-- BEGIN EXTRACTED INFORMATION --

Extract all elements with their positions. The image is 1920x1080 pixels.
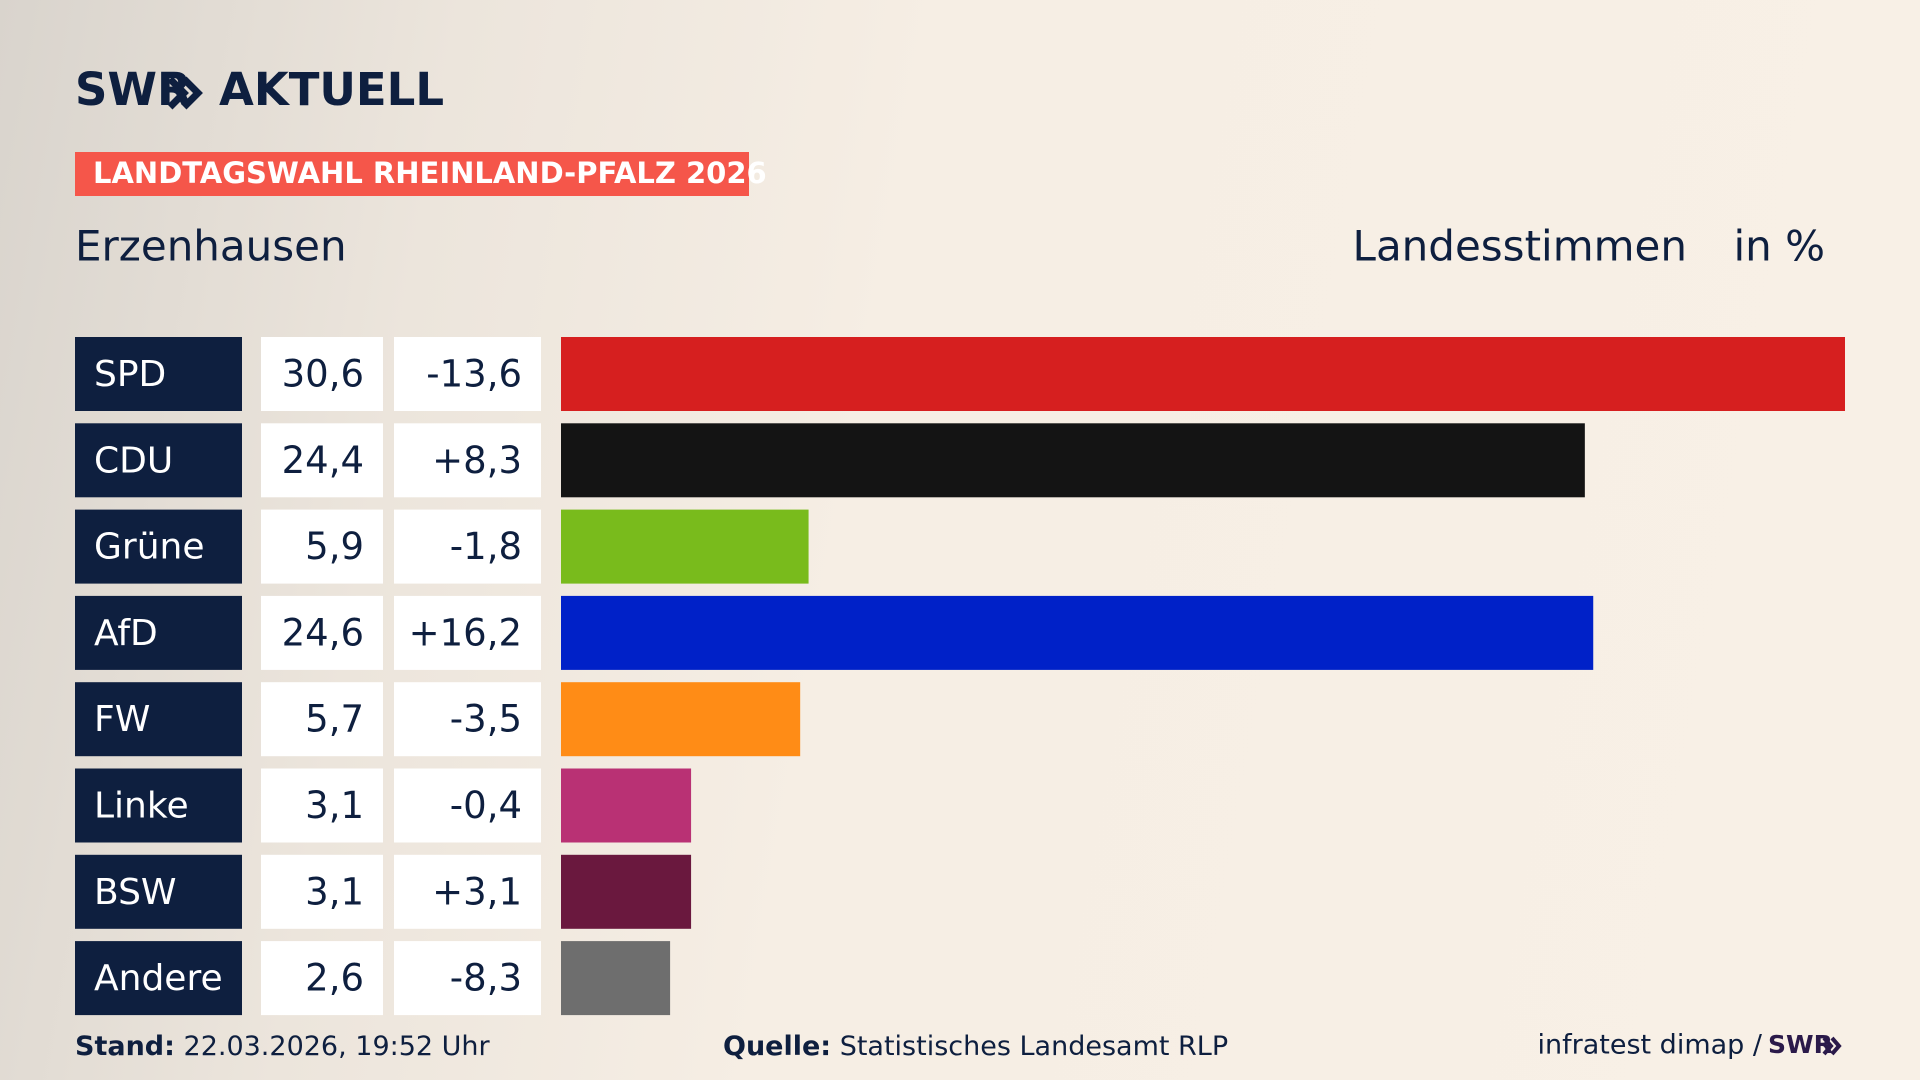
brand-arrows xyxy=(167,76,203,110)
stand-label: Stand: xyxy=(75,1031,175,1062)
change-box xyxy=(394,854,541,929)
change-box xyxy=(394,337,541,411)
value-label: 30,6 xyxy=(282,353,364,396)
value-label: 5,9 xyxy=(305,525,364,568)
bar xyxy=(561,509,809,584)
value-box xyxy=(261,595,383,670)
title-banner xyxy=(75,152,749,196)
subtitle: Erzenhausen xyxy=(75,222,347,271)
value-box xyxy=(261,854,383,929)
change-label: +3,1 xyxy=(432,870,522,913)
bar xyxy=(561,682,801,757)
value-label: 2,6 xyxy=(305,957,364,1000)
party-label: BSW xyxy=(94,872,177,913)
value-label: 3,1 xyxy=(305,784,364,827)
bar xyxy=(561,941,671,1016)
change-box xyxy=(394,941,541,1016)
change-box xyxy=(394,682,541,757)
party-box xyxy=(75,509,242,584)
stand: 22.03.2026, 19:52 Uhr xyxy=(184,1031,491,1062)
value-box xyxy=(261,941,383,1016)
chart-title: LANDTAGSWAHL RHEINLAND-PFALZ 2026 xyxy=(93,156,767,190)
change-label: +8,3 xyxy=(432,439,522,482)
value-label: 5,7 xyxy=(305,698,364,741)
value-heading: Landesstimmen xyxy=(1353,222,1687,271)
bar xyxy=(561,337,1845,411)
unit: in % xyxy=(1733,222,1825,271)
rows: SPD 30,6 -13,6 CDU 24,4 +8,3 Grüne 5,9 -1,8 AfD 24… xyxy=(75,337,1845,1016)
change-box xyxy=(394,595,541,670)
party-box xyxy=(75,941,242,1016)
value-box xyxy=(261,509,383,584)
value-box xyxy=(261,768,383,843)
bar xyxy=(561,595,1594,670)
value-box xyxy=(261,423,383,498)
source-label: Quelle: xyxy=(723,1031,831,1062)
party-label: Andere xyxy=(94,958,223,999)
change-box xyxy=(394,423,541,498)
party-label: AfD xyxy=(94,613,158,654)
party-box xyxy=(75,337,242,411)
credit-arrows xyxy=(1822,1036,1842,1056)
party-label: Linke xyxy=(94,786,189,827)
change-label: -13,6 xyxy=(426,353,522,396)
value-label: 3,1 xyxy=(305,870,364,913)
value-label: 24,6 xyxy=(282,611,364,654)
party-box xyxy=(75,768,242,843)
party-box xyxy=(75,595,242,670)
change-box xyxy=(394,768,541,843)
bar xyxy=(561,768,692,843)
change-label: -1,8 xyxy=(450,525,522,568)
bar xyxy=(561,854,692,929)
party-label: CDU xyxy=(94,440,173,481)
party-label: SPD xyxy=(94,354,166,395)
credit-brand: SWR xyxy=(1768,1030,1833,1059)
value-box xyxy=(261,337,383,411)
party-box xyxy=(75,854,242,929)
logo: SWR AKTUELL xyxy=(75,63,444,116)
brand-suffix: AKTUELL xyxy=(219,63,444,116)
party-label: FW xyxy=(94,699,150,740)
party-label: Grüne xyxy=(94,527,204,568)
source: Statistisches Landesamt RLP xyxy=(840,1031,1228,1062)
change-label: -0,4 xyxy=(450,784,522,827)
brand: SWR xyxy=(75,63,192,116)
change-label: -8,3 xyxy=(450,957,522,1000)
party-box xyxy=(75,682,242,757)
credit: infratest dimap / xyxy=(1537,1030,1762,1061)
change-box xyxy=(394,509,541,584)
change-label: -3,5 xyxy=(450,698,522,741)
party-box xyxy=(75,423,242,498)
bar xyxy=(561,423,1585,498)
footer: Stand: 22.03.2026, 19:52 Uhr Quelle: Sta… xyxy=(75,1030,1842,1062)
change-label: +16,2 xyxy=(409,611,522,654)
footer-source: Quelle: Statistisches Landesamt RLP xyxy=(723,1031,1228,1062)
value-label: 24,4 xyxy=(282,439,364,482)
value-box xyxy=(261,682,383,757)
footer-stand: Stand: 22.03.2026, 19:52 Uhr xyxy=(75,1031,491,1062)
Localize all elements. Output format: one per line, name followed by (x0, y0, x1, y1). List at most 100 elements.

-- END EXTRACTED INFORMATION --

> STATED EXERCISE: Reproduce every line of the listing above without changes, omitting the picture.

> RESULT:
Extract all elements with their positions. The image is 1920x1080 pixels.
brand-arrows xyxy=(167,76,203,110)
stand-label: Stand: xyxy=(75,1031,175,1062)
change-box xyxy=(394,854,541,929)
change-box xyxy=(394,337,541,411)
value-label: 30,6 xyxy=(282,353,364,396)
value-label: 5,9 xyxy=(305,525,364,568)
bar xyxy=(561,509,809,584)
value-box xyxy=(261,595,383,670)
title-banner xyxy=(75,152,749,196)
subtitle: Erzenhausen xyxy=(75,222,347,271)
value-box xyxy=(261,854,383,929)
change-label: +3,1 xyxy=(432,870,522,913)
bar xyxy=(561,682,801,757)
value-label: 2,6 xyxy=(305,957,364,1000)
party-label: BSW xyxy=(94,872,177,913)
value-label: 3,1 xyxy=(305,784,364,827)
bar xyxy=(561,941,671,1016)
change-box xyxy=(394,941,541,1016)
change-box xyxy=(394,682,541,757)
party-box xyxy=(75,509,242,584)
stand: 22.03.2026, 19:52 Uhr xyxy=(184,1031,491,1062)
value-box xyxy=(261,941,383,1016)
chart-title: LANDTAGSWAHL RHEINLAND-PFALZ 2026 xyxy=(93,156,767,190)
change-label: +8,3 xyxy=(432,439,522,482)
value-label: 5,7 xyxy=(305,698,364,741)
value-heading: Landesstimmen xyxy=(1353,222,1687,271)
bar xyxy=(561,337,1845,411)
unit: in % xyxy=(1733,222,1825,271)
rows: SPD 30,6 -13,6 CDU 24,4 +8,3 Grüne 5,9 -1,8 AfD 24… xyxy=(75,337,1845,1016)
change-box xyxy=(394,595,541,670)
party-box xyxy=(75,941,242,1016)
value-box xyxy=(261,509,383,584)
value-box xyxy=(261,768,383,843)
bar xyxy=(561,595,1594,670)
value-box xyxy=(261,423,383,498)
source-label: Quelle: xyxy=(723,1031,831,1062)
party-label: Andere xyxy=(94,958,223,999)
change-box xyxy=(394,423,541,498)
party-label: AfD xyxy=(94,613,158,654)
party-box xyxy=(75,337,242,411)
credit-arrows xyxy=(1822,1036,1842,1056)
party-label: Linke xyxy=(94,786,189,827)
change-label: -13,6 xyxy=(426,353,522,396)
value-label: 3,1 xyxy=(305,870,364,913)
value-label: 24,6 xyxy=(282,611,364,654)
party-box xyxy=(75,768,242,843)
party-box xyxy=(75,595,242,670)
change-box xyxy=(394,768,541,843)
bar xyxy=(561,768,692,843)
change-label: -1,8 xyxy=(450,525,522,568)
bar xyxy=(561,854,692,929)
party-label: CDU xyxy=(94,440,173,481)
party-label: SPD xyxy=(94,354,166,395)
credit-brand: SWR xyxy=(1768,1030,1833,1059)
value-box xyxy=(261,337,383,411)
party-box xyxy=(75,854,242,929)
logo: SWR AKTUELL xyxy=(75,63,444,116)
brand-suffix: AKTUELL xyxy=(219,63,444,116)
party-label: FW xyxy=(94,699,150,740)
party-label: Grüne xyxy=(94,527,204,568)
source: Statistisches Landesamt RLP xyxy=(840,1031,1228,1062)
change-label: -0,4 xyxy=(450,784,522,827)
brand: SWR xyxy=(75,63,192,116)
change-label: -8,3 xyxy=(450,957,522,1000)
party-box xyxy=(75,682,242,757)
credit: infratest dimap / xyxy=(1537,1030,1762,1061)
change-box xyxy=(394,509,541,584)
change-label: -3,5 xyxy=(450,698,522,741)
party-box xyxy=(75,423,242,498)
bar xyxy=(561,423,1585,498)
footer: Stand: 22.03.2026, 19:52 Uhr Quelle: Sta… xyxy=(75,1030,1842,1062)
change-label: +16,2 xyxy=(409,611,522,654)
footer-source: Quelle: Statistisches Landesamt RLP xyxy=(723,1031,1228,1062)
value-label: 24,4 xyxy=(282,439,364,482)
value-box xyxy=(261,682,383,757)
footer-stand: Stand: 22.03.2026, 19:52 Uhr xyxy=(75,1031,491,1062)
Localize all elements. Output format: one per line, name followed by (x0, y0, x1, y1). List at most 100 elements.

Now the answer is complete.